YOUR OBJECTIVE: In your copy, drop the images and return each record exactly as it stands.

*** RECORDS PROVIDED ***

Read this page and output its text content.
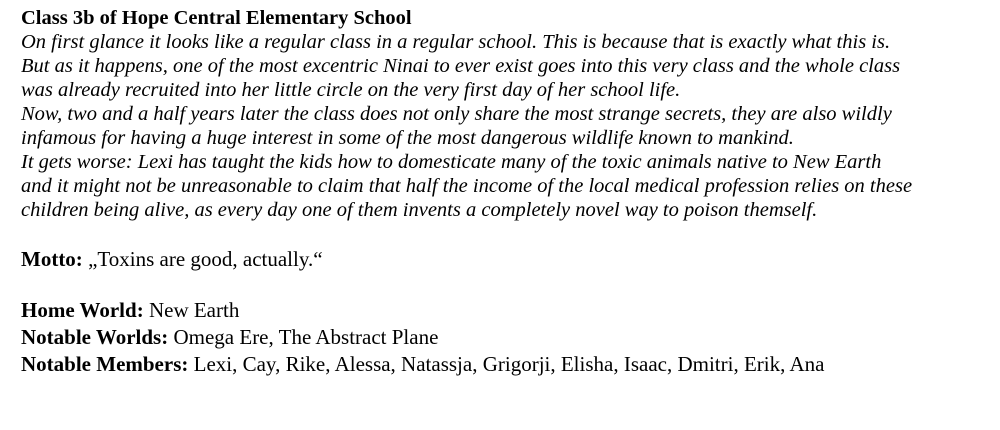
Class 3b of Hope Central Elementary School
On first glance it looks like a regular class in a regular school. This is because that is exactly what this is.
But as it happens, one of the most excentric Ninai to ever exist goes into this very class and the whole class
was already recruited into her little circle on the very first day of her school life.
Now, two and a half years later the class does not only share the most strange secrets, they are also wildly
infamous for having a huge interest in some of the most dangerous wildlife known to mankind.
It gets worse: Lexi has taught the kids how to domesticate many of the toxic animals native to New Earth
and it might not be unreasonable to claim that half the income of the local medical profession relies on these
children being alive, as every day one of them invents a completely novel way to poison themself.
Motto: „Toxins are good, actually.“
Home World: New Earth
Notable Worlds: Omega Ere, The Abstract Plane
Notable Members: Lexi, Cay, Rike, Alessa, Natassja, Grigorji, Elisha, Isaac, Dmitri, Erik, Ana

*** End of RECORDS PROVIDED ***

WORKED SOLUTION:
Read this page and output its text content.
Class 3b of Hope Central Elementary School
On first glance it looks like a regular class in a regular school. This is because that is exactly what this is.
But as it happens, one of the most excentric Ninai to ever exist goes into this very class and the whole class
was already recruited into her little circle on the very first day of her school life.
Now, two and a half years later the class does not only share the most strange secrets, they are also wildly
infamous for having a huge interest in some of the most dangerous wildlife known to mankind.
It gets worse: Lexi has taught the kids how to domesticate many of the toxic animals native to New Earth
and it might not be unreasonable to claim that half the income of the local medical profession relies on these
children being alive, as every day one of them invents a completely novel way to poison themself.
Motto: „Toxins are good, actually.“
Home World: New Earth
Notable Worlds: Omega Ere, The Abstract Plane
Notable Members: Lexi, Cay, Rike, Alessa, Natassja, Grigorji, Elisha, Isaac, Dmitri, Erik, Ana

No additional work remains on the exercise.